Stated goal
Only the number is wanted: count the lines that contain "this".

(Data records)
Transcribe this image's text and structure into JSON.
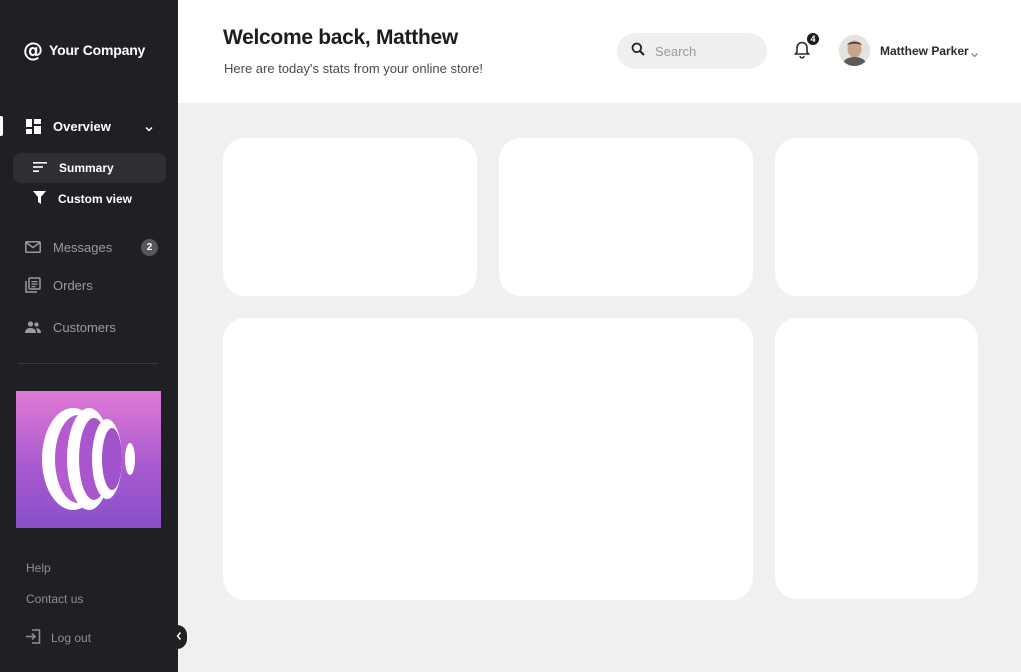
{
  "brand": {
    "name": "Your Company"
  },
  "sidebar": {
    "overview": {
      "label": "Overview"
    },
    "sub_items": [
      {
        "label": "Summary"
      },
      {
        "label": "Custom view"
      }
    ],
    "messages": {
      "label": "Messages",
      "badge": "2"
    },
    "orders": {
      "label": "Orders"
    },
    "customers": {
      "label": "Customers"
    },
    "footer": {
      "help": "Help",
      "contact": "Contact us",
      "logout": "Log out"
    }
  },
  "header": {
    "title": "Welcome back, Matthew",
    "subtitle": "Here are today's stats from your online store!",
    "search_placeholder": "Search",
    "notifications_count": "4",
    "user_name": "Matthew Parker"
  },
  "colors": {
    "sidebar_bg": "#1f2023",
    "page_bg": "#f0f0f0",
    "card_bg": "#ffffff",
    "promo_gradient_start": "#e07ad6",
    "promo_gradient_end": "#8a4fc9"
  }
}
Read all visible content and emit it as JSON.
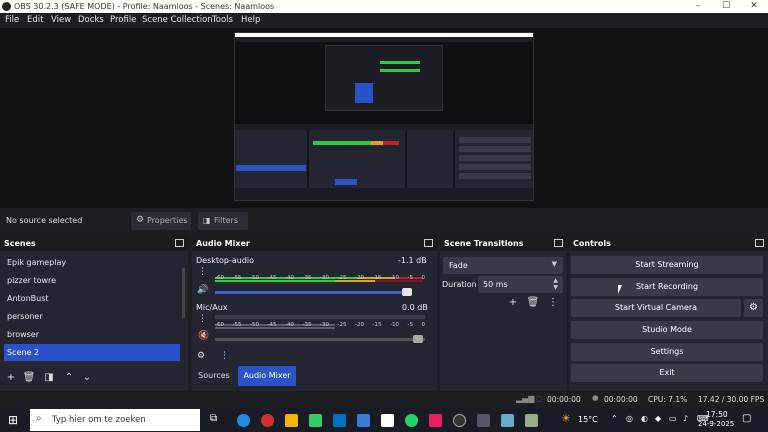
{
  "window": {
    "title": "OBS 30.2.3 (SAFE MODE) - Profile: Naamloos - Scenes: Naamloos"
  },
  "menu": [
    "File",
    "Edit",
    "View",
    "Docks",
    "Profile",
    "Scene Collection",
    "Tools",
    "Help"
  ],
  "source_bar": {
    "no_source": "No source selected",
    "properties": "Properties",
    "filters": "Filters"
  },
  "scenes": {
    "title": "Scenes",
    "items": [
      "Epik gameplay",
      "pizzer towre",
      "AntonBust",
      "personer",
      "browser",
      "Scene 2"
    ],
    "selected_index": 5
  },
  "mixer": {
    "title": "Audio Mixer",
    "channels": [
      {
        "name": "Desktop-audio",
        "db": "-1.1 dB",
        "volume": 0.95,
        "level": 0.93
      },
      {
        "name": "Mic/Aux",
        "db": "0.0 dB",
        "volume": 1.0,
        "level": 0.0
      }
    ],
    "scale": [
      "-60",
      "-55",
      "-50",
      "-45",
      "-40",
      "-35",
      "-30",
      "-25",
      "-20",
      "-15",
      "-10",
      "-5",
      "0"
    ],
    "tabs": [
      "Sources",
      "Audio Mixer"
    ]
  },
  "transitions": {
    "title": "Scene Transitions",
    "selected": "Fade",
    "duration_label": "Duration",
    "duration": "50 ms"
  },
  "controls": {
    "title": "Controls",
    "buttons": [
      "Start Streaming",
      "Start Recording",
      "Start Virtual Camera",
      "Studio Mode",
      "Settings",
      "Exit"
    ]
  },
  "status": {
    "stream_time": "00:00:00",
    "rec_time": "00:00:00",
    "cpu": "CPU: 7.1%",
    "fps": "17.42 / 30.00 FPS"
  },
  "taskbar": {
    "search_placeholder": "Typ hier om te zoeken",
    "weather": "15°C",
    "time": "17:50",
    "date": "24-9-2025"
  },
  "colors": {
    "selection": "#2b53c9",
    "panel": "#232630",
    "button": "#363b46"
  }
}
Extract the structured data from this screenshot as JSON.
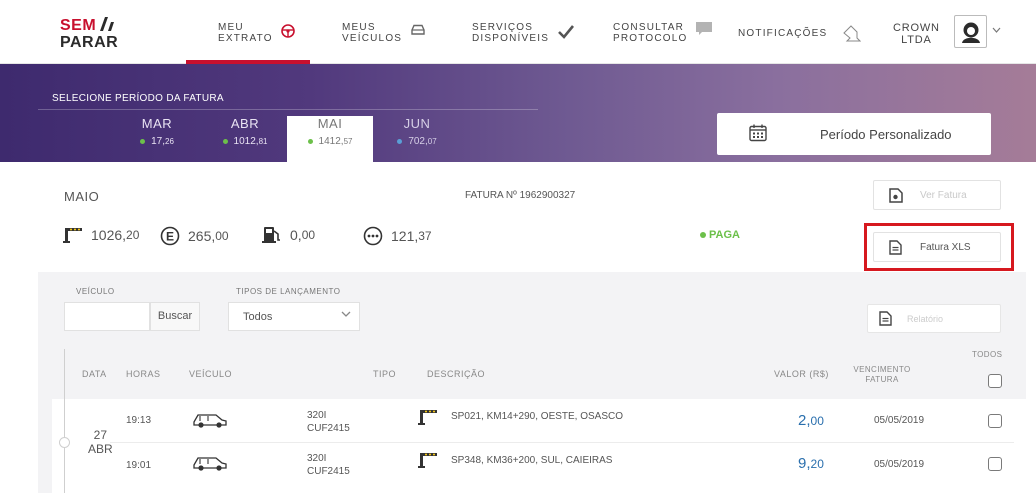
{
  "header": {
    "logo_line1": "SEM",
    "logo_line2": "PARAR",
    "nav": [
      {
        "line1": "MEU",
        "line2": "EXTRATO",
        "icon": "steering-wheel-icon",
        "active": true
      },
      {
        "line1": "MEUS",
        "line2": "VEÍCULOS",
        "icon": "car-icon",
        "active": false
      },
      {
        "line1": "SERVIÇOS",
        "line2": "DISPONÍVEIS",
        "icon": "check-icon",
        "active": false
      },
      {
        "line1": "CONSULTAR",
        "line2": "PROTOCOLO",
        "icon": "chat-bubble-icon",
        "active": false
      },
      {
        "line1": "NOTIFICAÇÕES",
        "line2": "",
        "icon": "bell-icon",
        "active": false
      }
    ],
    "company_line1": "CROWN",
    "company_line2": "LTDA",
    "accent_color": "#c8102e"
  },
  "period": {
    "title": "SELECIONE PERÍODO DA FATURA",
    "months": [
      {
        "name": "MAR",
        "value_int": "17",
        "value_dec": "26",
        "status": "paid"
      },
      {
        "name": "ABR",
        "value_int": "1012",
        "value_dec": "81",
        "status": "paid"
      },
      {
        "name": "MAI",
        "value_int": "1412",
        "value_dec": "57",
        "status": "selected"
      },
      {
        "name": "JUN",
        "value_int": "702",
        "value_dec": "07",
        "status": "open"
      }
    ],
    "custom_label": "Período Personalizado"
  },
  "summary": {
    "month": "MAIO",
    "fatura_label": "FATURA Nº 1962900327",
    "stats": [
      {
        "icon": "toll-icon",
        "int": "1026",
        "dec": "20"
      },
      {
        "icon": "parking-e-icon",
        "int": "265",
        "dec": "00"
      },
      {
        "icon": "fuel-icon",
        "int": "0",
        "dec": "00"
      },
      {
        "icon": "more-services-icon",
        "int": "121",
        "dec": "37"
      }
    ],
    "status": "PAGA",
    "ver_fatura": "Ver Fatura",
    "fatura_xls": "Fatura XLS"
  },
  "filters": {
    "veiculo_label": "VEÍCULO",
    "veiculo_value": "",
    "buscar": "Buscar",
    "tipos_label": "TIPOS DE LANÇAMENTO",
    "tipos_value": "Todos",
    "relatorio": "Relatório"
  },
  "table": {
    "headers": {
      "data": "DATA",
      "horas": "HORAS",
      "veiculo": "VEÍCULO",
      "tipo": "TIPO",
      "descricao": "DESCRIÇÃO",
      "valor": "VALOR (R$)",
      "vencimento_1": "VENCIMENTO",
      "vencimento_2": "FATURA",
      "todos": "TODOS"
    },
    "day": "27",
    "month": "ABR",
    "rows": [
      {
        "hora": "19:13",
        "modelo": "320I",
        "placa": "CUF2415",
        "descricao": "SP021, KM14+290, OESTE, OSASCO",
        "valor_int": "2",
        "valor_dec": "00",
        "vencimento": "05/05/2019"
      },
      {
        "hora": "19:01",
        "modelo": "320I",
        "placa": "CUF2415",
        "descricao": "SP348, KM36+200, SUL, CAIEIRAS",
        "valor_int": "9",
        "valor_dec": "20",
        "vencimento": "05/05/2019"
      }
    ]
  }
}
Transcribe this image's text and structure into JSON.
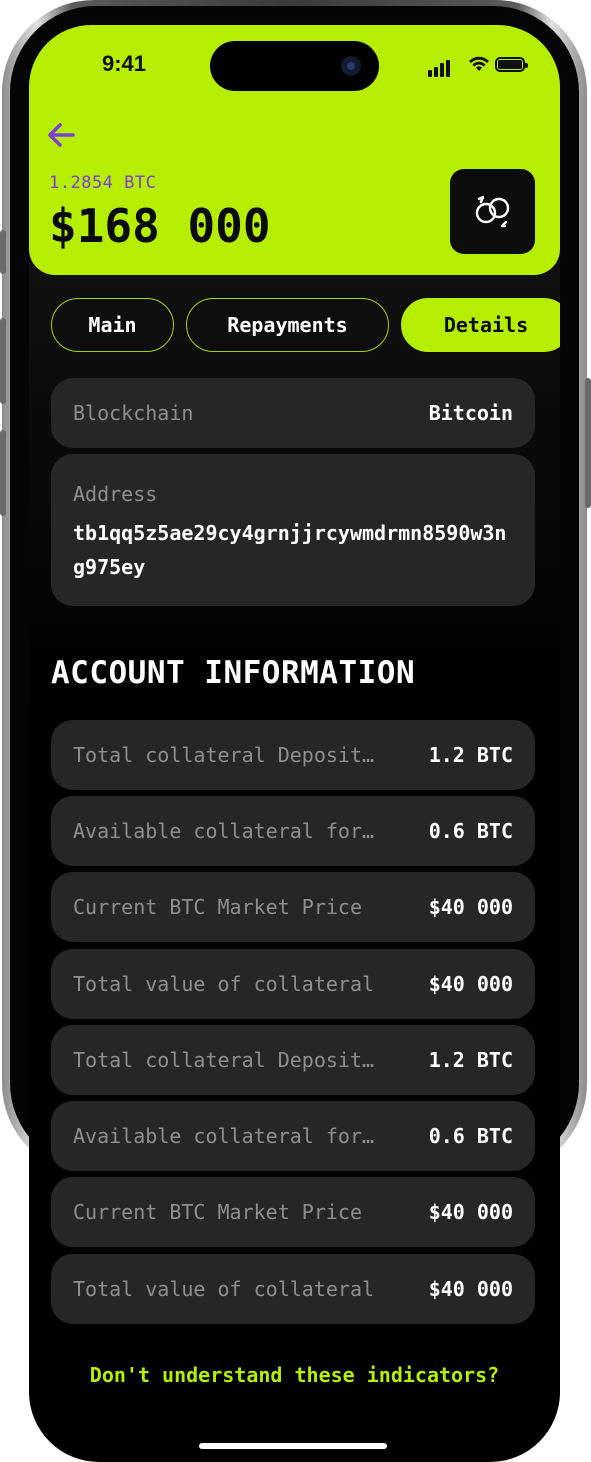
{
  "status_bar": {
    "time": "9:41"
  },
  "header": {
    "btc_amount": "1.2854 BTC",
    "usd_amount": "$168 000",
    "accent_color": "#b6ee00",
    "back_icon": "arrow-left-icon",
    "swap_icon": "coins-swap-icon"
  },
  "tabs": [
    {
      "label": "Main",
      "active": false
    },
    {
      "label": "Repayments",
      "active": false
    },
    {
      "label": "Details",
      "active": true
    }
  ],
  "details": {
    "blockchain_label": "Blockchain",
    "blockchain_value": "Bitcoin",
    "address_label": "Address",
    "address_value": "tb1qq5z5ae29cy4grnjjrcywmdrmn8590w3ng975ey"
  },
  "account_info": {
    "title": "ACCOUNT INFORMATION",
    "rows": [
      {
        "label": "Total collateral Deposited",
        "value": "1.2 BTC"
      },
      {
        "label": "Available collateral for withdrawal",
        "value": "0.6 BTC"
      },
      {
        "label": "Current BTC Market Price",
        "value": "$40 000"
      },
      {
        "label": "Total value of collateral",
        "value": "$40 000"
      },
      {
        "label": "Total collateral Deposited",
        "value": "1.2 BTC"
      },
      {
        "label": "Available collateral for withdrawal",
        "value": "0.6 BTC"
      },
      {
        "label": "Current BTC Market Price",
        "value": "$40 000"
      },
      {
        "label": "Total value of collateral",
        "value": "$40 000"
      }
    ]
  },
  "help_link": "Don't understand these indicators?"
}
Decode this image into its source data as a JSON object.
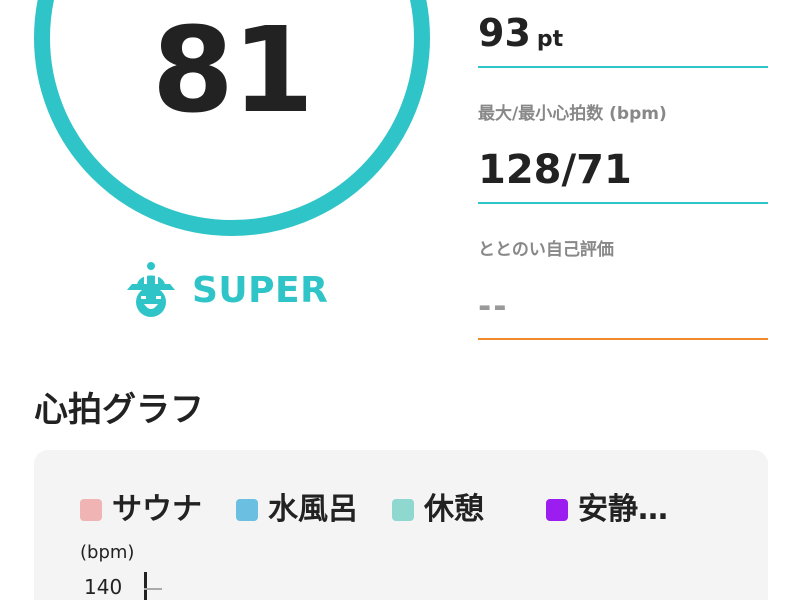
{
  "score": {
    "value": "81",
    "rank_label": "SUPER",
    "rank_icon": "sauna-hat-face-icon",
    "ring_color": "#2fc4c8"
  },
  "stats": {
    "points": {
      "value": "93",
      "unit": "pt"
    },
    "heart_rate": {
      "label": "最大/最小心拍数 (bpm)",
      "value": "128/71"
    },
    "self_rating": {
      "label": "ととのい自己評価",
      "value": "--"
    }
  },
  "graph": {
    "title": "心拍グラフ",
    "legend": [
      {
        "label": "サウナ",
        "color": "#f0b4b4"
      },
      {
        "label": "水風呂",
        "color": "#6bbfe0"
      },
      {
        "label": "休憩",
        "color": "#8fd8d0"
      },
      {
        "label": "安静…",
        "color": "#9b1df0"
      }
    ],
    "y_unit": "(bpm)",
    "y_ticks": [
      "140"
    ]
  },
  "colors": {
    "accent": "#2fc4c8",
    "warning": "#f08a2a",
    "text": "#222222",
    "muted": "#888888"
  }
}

Solution to the problem
4